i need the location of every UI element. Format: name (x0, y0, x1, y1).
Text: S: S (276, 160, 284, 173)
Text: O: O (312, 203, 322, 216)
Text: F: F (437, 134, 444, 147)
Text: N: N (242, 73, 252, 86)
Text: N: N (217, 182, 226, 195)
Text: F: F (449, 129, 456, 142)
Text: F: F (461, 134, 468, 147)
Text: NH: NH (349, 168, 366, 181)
####
Task details — Turn every line of the listing into a JSON array of strings, one string per line, leaving out any blank lines.

Expected answer —
[
  "i need the location of every UI element. Format: name (x0, y0, x1, y1).",
  "Text: S: S (276, 160, 284, 173)",
  "Text: O: O (312, 203, 322, 216)",
  "Text: F: F (437, 134, 444, 147)",
  "Text: N: N (242, 73, 252, 86)",
  "Text: N: N (217, 182, 226, 195)",
  "Text: F: F (449, 129, 456, 142)",
  "Text: F: F (461, 134, 468, 147)",
  "Text: NH: NH (349, 168, 366, 181)"
]